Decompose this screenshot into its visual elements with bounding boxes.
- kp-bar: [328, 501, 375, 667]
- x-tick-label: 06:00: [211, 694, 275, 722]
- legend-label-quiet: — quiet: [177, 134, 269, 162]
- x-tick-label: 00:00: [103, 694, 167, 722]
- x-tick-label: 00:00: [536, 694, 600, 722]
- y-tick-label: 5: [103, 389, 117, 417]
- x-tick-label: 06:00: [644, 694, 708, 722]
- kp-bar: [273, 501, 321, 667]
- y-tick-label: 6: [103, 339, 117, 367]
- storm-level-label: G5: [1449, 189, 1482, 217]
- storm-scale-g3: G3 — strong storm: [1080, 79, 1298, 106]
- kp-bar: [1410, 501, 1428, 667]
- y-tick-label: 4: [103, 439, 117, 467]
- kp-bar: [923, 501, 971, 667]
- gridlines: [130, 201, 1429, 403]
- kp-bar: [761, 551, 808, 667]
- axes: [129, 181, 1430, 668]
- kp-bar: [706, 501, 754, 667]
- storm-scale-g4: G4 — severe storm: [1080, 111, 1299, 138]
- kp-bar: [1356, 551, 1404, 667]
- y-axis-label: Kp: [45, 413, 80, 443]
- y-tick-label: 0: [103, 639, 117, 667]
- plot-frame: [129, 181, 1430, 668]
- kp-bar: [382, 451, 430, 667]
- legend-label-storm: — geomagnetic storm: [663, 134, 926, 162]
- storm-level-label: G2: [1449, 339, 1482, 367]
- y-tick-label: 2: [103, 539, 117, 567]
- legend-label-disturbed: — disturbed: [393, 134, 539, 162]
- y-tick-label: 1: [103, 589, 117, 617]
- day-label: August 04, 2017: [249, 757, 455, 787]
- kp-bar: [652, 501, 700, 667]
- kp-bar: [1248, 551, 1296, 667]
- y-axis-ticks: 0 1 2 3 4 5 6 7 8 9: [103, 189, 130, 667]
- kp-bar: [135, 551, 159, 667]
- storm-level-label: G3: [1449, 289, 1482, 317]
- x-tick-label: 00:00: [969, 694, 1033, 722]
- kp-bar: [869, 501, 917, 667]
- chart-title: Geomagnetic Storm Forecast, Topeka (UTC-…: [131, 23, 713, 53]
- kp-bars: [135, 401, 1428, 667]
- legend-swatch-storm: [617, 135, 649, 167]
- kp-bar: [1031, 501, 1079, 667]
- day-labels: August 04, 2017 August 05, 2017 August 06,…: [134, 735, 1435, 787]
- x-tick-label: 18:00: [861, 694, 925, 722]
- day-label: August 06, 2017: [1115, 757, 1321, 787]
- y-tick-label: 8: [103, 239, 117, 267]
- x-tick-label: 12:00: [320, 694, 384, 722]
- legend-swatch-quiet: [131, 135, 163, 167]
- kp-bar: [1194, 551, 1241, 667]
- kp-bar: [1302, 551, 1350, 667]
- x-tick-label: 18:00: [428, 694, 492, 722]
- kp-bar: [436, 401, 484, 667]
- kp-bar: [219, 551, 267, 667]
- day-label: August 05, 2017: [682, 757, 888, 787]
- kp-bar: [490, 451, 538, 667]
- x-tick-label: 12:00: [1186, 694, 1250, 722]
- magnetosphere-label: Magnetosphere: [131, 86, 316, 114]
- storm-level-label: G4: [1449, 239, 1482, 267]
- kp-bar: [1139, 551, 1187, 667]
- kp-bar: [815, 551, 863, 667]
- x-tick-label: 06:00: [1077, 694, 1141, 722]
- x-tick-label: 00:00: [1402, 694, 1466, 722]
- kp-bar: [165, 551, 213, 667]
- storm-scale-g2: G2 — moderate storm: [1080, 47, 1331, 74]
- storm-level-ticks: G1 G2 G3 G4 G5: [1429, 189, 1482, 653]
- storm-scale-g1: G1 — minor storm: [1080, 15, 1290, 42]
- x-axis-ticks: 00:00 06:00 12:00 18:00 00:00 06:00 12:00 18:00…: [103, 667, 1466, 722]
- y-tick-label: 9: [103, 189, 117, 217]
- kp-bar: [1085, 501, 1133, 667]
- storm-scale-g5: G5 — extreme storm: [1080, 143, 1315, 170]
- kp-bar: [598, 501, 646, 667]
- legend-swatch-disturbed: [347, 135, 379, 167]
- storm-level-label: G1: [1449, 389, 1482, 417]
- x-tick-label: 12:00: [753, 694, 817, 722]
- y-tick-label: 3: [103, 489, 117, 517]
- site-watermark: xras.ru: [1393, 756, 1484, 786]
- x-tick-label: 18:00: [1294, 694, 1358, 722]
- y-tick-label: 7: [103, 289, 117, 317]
----------
Reproduce the listing verbatim, starting at its first line and ending at the line containing "- kp-bar: [869, 501, 917, 667]", with both ends included and nothing after that line.

Decompose this screenshot into its visual elements with bounding boxes.
- kp-bar: [328, 501, 375, 667]
- x-tick-label: 06:00: [211, 694, 275, 722]
- legend-label-quiet: — quiet: [177, 134, 269, 162]
- x-tick-label: 00:00: [103, 694, 167, 722]
- x-tick-label: 00:00: [536, 694, 600, 722]
- y-tick-label: 5: [103, 389, 117, 417]
- x-tick-label: 06:00: [644, 694, 708, 722]
- kp-bar: [273, 501, 321, 667]
- y-tick-label: 6: [103, 339, 117, 367]
- storm-level-label: G5: [1449, 189, 1482, 217]
- storm-scale-g3: G3 — strong storm: [1080, 79, 1298, 106]
- kp-bar: [1410, 501, 1428, 667]
- y-tick-label: 4: [103, 439, 117, 467]
- kp-bar: [923, 501, 971, 667]
- gridlines: [130, 201, 1429, 403]
- kp-bar: [761, 551, 808, 667]
- axes: [129, 181, 1430, 668]
- kp-bar: [706, 501, 754, 667]
- storm-scale-g4: G4 — severe storm: [1080, 111, 1299, 138]
- kp-bar: [1356, 551, 1404, 667]
- y-axis-label: Kp: [45, 413, 80, 443]
- y-tick-label: 0: [103, 639, 117, 667]
- plot-frame: [129, 181, 1430, 668]
- kp-bar: [382, 451, 430, 667]
- legend-label-storm: — geomagnetic storm: [663, 134, 926, 162]
- storm-level-label: G2: [1449, 339, 1482, 367]
- y-tick-label: 2: [103, 539, 117, 567]
- legend-label-disturbed: — disturbed: [393, 134, 539, 162]
- y-tick-label: 1: [103, 589, 117, 617]
- day-label: August 04, 2017: [249, 757, 455, 787]
- kp-bar: [652, 501, 700, 667]
- kp-bar: [1248, 551, 1296, 667]
- y-axis-ticks: 0 1 2 3 4 5 6 7 8 9: [103, 189, 130, 667]
- kp-bar: [135, 551, 159, 667]
- storm-level-label: G3: [1449, 289, 1482, 317]
- x-tick-label: 00:00: [969, 694, 1033, 722]
- kp-bar: [869, 501, 917, 667]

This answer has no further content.